# [TO DO]
Scan the records below. List lines holding "الجواب".

# [EXTRACTED RECORDS]
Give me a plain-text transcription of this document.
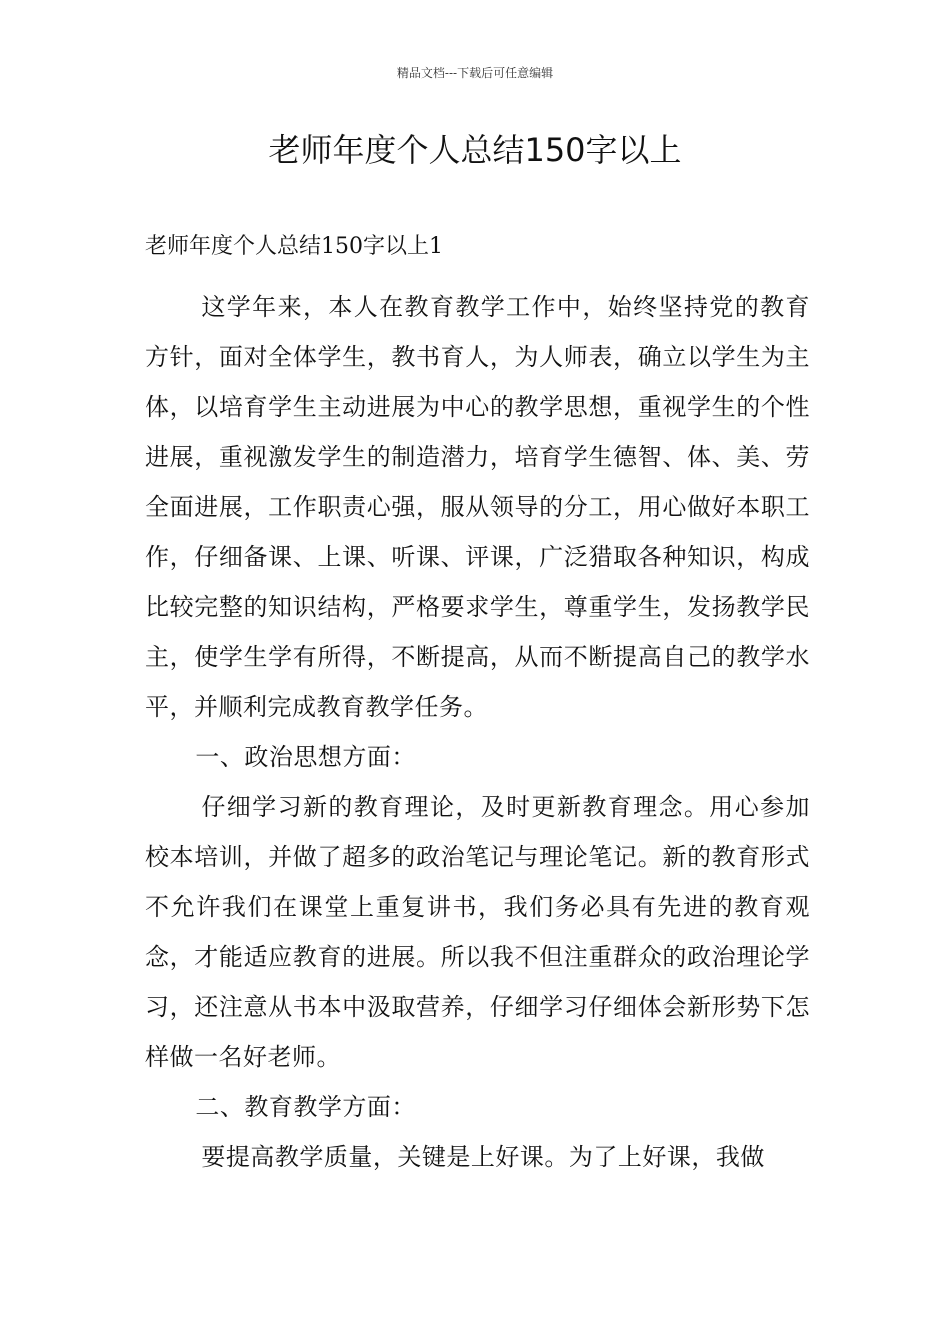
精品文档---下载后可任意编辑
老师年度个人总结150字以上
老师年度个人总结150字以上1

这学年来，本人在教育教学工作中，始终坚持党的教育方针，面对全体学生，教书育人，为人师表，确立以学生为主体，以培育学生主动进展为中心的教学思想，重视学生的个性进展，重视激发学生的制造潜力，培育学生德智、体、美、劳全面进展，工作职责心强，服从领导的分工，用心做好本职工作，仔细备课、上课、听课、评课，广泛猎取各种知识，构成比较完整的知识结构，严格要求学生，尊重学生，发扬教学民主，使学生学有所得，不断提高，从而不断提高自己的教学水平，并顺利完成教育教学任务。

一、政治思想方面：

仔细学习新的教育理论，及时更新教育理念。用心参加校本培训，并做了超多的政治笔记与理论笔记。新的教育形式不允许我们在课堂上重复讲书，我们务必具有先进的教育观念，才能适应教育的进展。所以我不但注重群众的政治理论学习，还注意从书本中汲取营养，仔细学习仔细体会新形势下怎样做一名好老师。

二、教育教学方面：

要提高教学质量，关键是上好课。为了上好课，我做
---
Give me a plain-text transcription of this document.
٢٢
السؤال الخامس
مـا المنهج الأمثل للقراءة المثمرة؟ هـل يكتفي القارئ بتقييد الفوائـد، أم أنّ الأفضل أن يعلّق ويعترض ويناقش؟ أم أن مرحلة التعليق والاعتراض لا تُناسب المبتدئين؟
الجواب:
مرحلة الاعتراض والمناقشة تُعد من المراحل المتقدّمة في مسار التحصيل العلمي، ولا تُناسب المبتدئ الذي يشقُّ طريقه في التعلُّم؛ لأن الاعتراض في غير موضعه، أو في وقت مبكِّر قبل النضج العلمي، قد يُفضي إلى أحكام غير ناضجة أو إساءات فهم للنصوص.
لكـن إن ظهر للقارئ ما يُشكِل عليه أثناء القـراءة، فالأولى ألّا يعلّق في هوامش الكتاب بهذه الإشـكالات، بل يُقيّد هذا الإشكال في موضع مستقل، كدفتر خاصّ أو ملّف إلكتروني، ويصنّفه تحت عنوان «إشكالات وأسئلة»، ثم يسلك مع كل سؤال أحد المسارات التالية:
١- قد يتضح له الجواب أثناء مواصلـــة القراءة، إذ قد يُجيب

# [TASK RESPONSE]
الجواب:
١- قد يتضح له الجواب أثناء مواصلـــة القراءة، إذ قد يُجيب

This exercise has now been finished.